**REQUIREMENT:** Reproduce the records verbatim, beginning with the first line and ending with the line that contains "skill-row: 闪光突刺 突刺扇形区域的目标，附加流血，每2秒失去3%最大生命值，持续6秒。", both included.

+---+

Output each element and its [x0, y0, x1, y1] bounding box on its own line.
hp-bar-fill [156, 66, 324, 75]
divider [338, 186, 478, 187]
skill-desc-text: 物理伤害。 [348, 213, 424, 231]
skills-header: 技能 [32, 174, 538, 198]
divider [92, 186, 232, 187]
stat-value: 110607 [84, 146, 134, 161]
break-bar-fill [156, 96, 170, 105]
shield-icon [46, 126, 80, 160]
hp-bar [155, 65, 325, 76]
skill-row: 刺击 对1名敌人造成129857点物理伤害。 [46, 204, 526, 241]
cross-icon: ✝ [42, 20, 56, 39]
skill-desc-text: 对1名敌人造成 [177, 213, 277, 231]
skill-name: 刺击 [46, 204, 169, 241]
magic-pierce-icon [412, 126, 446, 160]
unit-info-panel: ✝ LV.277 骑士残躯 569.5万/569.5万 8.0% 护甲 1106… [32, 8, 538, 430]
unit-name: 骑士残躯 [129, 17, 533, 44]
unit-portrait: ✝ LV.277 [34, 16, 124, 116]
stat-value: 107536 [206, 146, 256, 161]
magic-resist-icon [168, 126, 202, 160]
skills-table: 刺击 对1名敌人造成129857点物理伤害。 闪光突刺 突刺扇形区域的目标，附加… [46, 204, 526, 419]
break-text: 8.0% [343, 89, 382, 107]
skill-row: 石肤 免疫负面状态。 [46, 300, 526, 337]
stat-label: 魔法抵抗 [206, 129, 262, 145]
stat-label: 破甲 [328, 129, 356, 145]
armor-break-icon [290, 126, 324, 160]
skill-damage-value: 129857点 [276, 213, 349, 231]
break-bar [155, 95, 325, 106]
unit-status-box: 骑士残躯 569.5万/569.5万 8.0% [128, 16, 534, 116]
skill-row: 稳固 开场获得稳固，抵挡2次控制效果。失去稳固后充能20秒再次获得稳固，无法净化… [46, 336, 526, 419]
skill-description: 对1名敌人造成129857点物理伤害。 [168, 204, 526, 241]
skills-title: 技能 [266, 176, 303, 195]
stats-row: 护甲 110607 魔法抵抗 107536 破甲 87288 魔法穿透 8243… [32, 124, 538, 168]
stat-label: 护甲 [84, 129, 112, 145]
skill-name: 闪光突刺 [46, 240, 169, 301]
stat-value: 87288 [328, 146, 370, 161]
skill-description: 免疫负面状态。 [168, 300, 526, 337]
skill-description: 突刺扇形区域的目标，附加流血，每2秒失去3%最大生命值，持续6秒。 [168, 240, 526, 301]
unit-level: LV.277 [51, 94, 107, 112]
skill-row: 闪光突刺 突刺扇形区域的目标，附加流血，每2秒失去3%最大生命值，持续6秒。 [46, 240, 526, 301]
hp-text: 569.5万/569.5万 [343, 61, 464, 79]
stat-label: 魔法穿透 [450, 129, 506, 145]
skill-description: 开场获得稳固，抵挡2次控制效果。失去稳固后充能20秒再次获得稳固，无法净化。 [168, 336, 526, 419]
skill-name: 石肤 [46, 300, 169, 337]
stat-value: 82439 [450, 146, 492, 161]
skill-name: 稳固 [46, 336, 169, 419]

+---+

**TASK OUTPUT:**
Output each element and its [x0, y0, x1, y1] bounding box on its own line.
hp-bar-fill [156, 66, 324, 75]
divider [338, 186, 478, 187]
skill-desc-text: 物理伤害。 [348, 213, 424, 231]
skills-header: 技能 [32, 174, 538, 198]
divider [92, 186, 232, 187]
stat-value: 110607 [84, 146, 134, 161]
break-bar-fill [156, 96, 170, 105]
shield-icon [46, 126, 80, 160]
hp-bar [155, 65, 325, 76]
skill-row: 刺击 对1名敌人造成129857点物理伤害。 [46, 204, 526, 241]
cross-icon: ✝ [42, 20, 56, 39]
skill-desc-text: 对1名敌人造成 [177, 213, 277, 231]
skill-name: 刺击 [46, 204, 169, 241]
magic-pierce-icon [412, 126, 446, 160]
unit-info-panel: ✝ LV.277 骑士残躯 569.5万/569.5万 8.0% 护甲 1106… [32, 8, 538, 430]
unit-name: 骑士残躯 [129, 17, 533, 44]
unit-portrait: ✝ LV.277 [34, 16, 124, 116]
stat-value: 107536 [206, 146, 256, 161]
magic-resist-icon [168, 126, 202, 160]
skills-table: 刺击 对1名敌人造成129857点物理伤害。 闪光突刺 突刺扇形区域的目标，附加… [46, 204, 526, 419]
break-text: 8.0% [343, 89, 382, 107]
skill-row: 石肤 免疫负面状态。 [46, 300, 526, 337]
stat-label: 魔法抵抗 [206, 129, 262, 145]
stat-label: 破甲 [328, 129, 356, 145]
armor-break-icon [290, 126, 324, 160]
skill-damage-value: 129857点 [276, 213, 349, 231]
break-bar [155, 95, 325, 106]
unit-status-box: 骑士残躯 569.5万/569.5万 8.0% [128, 16, 534, 116]
skill-row: 稳固 开场获得稳固，抵挡2次控制效果。失去稳固后充能20秒再次获得稳固，无法净化… [46, 336, 526, 419]
skill-description: 对1名敌人造成129857点物理伤害。 [168, 204, 526, 241]
skills-title: 技能 [266, 176, 303, 195]
stats-row: 护甲 110607 魔法抵抗 107536 破甲 87288 魔法穿透 8243… [32, 124, 538, 168]
stat-label: 护甲 [84, 129, 112, 145]
skill-name: 闪光突刺 [46, 240, 169, 301]
stat-value: 87288 [328, 146, 370, 161]
skill-description: 免疫负面状态。 [168, 300, 526, 337]
skill-description: 突刺扇形区域的目标，附加流血，每2秒失去3%最大生命值，持续6秒。 [168, 240, 526, 301]
unit-level: LV.277 [51, 94, 107, 112]
skill-row: 闪光突刺 突刺扇形区域的目标，附加流血，每2秒失去3%最大生命值，持续6秒。 [46, 240, 526, 301]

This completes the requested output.